A data block
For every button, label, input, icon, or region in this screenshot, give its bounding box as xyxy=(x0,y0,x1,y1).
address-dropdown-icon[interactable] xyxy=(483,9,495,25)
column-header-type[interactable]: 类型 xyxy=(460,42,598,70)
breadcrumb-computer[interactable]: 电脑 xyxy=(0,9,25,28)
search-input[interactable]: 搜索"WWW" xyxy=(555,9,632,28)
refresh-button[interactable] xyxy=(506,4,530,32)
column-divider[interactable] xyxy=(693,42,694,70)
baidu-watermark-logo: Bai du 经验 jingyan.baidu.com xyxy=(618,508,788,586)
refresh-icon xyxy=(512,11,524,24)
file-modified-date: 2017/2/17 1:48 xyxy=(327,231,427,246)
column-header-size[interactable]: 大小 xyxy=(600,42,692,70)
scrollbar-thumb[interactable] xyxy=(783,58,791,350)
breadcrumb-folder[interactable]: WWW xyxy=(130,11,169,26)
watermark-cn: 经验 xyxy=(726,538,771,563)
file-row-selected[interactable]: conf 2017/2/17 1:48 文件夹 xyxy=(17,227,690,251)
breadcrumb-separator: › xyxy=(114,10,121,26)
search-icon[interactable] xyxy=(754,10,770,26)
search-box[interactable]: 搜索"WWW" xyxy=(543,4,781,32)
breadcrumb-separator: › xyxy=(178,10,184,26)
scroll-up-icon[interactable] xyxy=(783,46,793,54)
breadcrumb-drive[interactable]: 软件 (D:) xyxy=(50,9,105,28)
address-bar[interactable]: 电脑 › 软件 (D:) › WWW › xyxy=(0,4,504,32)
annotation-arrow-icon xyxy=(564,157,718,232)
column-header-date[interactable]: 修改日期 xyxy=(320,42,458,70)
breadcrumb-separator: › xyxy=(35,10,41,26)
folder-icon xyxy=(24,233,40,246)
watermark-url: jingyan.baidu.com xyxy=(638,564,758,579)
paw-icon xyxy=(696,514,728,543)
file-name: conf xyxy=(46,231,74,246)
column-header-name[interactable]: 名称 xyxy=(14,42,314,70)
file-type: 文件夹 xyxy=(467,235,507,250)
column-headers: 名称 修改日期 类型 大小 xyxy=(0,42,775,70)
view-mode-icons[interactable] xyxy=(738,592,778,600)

_Task to carry out_
Rewrite the entries above as a JSON list of strings, with each line as its own string and blank lines omitted.

_Task answer_
[
  "For every button, label, input, icon, or region in this screenshot, give its bounding box as xyxy=(x0,y0,x1,y1).",
  "address-dropdown-icon[interactable] xyxy=(483,9,495,25)",
  "column-header-type[interactable]: 类型 xyxy=(460,42,598,70)",
  "breadcrumb-computer[interactable]: 电脑 xyxy=(0,9,25,28)",
  "search-input[interactable]: 搜索\"WWW\" xyxy=(555,9,632,28)",
  "refresh-button[interactable] xyxy=(506,4,530,32)",
  "column-divider[interactable] xyxy=(693,42,694,70)",
  "baidu-watermark-logo: Bai du 经验 jingyan.baidu.com xyxy=(618,508,788,586)",
  "refresh-icon xyxy=(512,11,524,24)",
  "file-modified-date: 2017/2/17 1:48 xyxy=(327,231,427,246)",
  "column-header-size[interactable]: 大小 xyxy=(600,42,692,70)",
  "scrollbar-thumb[interactable] xyxy=(783,58,791,350)",
  "breadcrumb-folder[interactable]: WWW xyxy=(130,11,169,26)",
  "watermark-cn: 经验 xyxy=(726,538,771,563)",
  "file-row-selected[interactable]: conf 2017/2/17 1:48 文件夹 xyxy=(17,227,690,251)",
  "breadcrumb-separator: › xyxy=(114,10,121,26)",
  "search-icon[interactable] xyxy=(754,10,770,26)",
  "search-box[interactable]: 搜索\"WWW\" xyxy=(543,4,781,32)",
  "breadcrumb-separator: › xyxy=(178,10,184,26)",
  "scroll-up-icon[interactable] xyxy=(783,46,793,54)",
  "breadcrumb-drive[interactable]: 软件 (D:) xyxy=(50,9,105,28)",
  "address-bar[interactable]: 电脑 › 软件 (D:) › WWW › xyxy=(0,4,504,32)",
  "annotation-arrow-icon xyxy=(564,157,718,232)",
  "column-header-date[interactable]: 修改日期 xyxy=(320,42,458,70)",
  "breadcrumb-separator: › xyxy=(35,10,41,26)",
  "folder-icon xyxy=(24,233,40,246)",
  "watermark-url: jingyan.baidu.com xyxy=(638,564,758,579)",
  "paw-icon xyxy=(696,514,728,543)",
  "file-name: conf xyxy=(46,231,74,246)",
  "column-header-name[interactable]: 名称 xyxy=(14,42,314,70)",
  "file-type: 文件夹 xyxy=(467,235,507,250)",
  "column-headers: 名称 修改日期 类型 大小 xyxy=(0,42,775,70)",
  "view-mode-icons[interactable] xyxy=(738,592,778,600)"
]